AIM: Below are entries; tally how many lines hold the string "dear" and answer with only that figure.

SOURCE RECORDS:

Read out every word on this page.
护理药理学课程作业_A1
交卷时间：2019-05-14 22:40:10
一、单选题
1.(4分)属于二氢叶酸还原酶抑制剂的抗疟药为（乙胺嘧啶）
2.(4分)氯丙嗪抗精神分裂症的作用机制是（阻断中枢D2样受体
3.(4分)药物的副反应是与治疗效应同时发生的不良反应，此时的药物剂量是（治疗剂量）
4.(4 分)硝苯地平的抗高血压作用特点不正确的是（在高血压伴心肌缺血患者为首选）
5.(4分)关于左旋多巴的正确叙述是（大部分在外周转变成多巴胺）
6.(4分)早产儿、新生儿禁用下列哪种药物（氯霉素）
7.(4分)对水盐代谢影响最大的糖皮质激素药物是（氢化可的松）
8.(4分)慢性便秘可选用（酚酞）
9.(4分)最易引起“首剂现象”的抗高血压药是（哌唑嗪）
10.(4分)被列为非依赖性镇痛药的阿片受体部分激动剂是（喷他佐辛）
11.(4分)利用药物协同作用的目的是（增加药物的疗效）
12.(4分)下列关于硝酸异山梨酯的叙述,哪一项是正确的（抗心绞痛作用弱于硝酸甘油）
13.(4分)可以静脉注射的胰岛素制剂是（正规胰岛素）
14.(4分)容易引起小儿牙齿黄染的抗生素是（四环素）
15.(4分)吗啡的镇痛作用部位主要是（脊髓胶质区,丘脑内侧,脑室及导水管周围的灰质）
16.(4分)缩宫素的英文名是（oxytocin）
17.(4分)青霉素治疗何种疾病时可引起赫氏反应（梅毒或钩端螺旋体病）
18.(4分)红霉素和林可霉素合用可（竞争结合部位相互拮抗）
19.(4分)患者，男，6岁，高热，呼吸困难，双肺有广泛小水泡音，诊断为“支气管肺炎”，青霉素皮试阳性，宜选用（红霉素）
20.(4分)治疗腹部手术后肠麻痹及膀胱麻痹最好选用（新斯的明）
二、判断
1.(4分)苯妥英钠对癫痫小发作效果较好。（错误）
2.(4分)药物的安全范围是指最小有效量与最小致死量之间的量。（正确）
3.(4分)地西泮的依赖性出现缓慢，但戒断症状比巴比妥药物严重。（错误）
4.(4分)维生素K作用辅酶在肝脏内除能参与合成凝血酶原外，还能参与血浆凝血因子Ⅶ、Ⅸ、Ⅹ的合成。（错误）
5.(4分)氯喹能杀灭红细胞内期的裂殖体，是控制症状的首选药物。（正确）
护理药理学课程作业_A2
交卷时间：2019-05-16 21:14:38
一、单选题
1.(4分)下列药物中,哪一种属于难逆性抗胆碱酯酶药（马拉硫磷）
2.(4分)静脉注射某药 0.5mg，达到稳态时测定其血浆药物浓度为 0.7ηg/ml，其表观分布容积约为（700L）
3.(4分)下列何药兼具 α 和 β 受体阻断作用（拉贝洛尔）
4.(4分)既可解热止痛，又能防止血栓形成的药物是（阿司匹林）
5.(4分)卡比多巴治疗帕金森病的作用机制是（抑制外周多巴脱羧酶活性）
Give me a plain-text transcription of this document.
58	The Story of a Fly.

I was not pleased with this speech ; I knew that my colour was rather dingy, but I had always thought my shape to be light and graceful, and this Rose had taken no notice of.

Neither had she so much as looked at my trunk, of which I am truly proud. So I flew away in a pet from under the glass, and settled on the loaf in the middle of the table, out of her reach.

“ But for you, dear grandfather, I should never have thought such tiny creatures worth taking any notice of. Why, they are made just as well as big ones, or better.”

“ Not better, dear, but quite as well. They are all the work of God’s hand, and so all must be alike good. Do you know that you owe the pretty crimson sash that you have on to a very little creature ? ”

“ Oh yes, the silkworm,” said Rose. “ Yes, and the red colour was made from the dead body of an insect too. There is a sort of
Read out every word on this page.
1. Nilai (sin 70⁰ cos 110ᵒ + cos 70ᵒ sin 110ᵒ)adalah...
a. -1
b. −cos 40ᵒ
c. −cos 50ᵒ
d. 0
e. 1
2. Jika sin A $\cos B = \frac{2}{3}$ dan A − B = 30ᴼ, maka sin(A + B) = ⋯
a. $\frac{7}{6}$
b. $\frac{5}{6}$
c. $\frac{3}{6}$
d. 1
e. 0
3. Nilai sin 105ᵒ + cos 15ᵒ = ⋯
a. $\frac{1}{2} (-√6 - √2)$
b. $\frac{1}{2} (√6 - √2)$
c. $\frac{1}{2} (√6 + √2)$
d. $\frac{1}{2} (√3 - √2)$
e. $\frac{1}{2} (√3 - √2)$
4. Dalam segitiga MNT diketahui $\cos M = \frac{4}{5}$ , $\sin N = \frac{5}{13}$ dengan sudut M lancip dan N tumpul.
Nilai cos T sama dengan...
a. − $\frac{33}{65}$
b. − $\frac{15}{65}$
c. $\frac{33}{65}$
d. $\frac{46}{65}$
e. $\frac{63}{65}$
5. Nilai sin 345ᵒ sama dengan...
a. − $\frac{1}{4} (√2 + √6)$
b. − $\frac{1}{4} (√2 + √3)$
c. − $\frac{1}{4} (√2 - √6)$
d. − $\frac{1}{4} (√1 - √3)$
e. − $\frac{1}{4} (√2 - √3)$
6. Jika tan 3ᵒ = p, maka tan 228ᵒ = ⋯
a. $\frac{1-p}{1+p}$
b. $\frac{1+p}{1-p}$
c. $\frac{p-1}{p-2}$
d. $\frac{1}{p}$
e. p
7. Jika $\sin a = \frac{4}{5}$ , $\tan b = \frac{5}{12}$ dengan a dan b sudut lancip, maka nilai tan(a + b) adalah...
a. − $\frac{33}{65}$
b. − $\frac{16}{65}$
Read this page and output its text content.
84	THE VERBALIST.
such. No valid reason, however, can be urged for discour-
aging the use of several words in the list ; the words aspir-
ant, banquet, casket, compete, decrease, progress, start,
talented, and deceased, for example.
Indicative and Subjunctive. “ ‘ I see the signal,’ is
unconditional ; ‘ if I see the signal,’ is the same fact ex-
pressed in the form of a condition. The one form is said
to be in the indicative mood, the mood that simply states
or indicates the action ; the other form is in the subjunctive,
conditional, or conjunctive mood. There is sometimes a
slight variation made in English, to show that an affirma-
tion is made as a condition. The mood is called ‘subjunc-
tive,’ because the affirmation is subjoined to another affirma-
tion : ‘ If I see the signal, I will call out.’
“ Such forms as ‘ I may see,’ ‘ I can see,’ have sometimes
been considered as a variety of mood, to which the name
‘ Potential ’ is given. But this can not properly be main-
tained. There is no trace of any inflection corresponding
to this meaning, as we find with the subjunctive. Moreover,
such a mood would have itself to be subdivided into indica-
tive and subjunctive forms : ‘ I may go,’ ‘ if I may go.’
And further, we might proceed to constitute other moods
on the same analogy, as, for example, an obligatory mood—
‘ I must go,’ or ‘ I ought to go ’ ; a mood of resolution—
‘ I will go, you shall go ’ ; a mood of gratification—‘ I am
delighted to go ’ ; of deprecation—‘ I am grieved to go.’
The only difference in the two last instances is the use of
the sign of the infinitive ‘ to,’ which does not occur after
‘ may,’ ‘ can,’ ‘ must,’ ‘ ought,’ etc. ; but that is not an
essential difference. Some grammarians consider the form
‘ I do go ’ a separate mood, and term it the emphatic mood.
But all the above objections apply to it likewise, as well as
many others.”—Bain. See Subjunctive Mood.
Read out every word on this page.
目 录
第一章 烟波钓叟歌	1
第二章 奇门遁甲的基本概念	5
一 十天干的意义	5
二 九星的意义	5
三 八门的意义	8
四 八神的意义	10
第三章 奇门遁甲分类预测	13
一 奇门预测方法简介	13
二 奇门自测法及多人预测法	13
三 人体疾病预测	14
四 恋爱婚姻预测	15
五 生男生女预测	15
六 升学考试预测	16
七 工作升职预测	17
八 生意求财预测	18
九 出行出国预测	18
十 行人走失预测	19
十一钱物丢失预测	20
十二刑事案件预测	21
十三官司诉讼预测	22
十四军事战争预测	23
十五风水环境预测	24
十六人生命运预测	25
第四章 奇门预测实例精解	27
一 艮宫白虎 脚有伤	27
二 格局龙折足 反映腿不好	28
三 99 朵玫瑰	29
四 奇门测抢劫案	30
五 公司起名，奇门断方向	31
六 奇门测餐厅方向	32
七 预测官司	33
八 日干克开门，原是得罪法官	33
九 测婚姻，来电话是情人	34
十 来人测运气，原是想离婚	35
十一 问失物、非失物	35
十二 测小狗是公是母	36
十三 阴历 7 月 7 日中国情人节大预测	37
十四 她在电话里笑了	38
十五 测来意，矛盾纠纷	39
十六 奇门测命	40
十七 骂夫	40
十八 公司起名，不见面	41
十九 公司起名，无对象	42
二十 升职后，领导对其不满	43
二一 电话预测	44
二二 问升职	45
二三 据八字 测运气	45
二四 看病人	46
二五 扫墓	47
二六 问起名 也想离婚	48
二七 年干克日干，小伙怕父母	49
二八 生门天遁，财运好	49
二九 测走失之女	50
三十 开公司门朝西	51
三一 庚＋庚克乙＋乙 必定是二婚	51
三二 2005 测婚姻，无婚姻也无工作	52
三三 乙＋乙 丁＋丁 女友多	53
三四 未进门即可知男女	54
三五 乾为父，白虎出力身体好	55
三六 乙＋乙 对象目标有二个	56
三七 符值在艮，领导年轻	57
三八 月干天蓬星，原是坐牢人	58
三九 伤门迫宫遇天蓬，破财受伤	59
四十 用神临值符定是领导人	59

WORKED SOLUTION: 2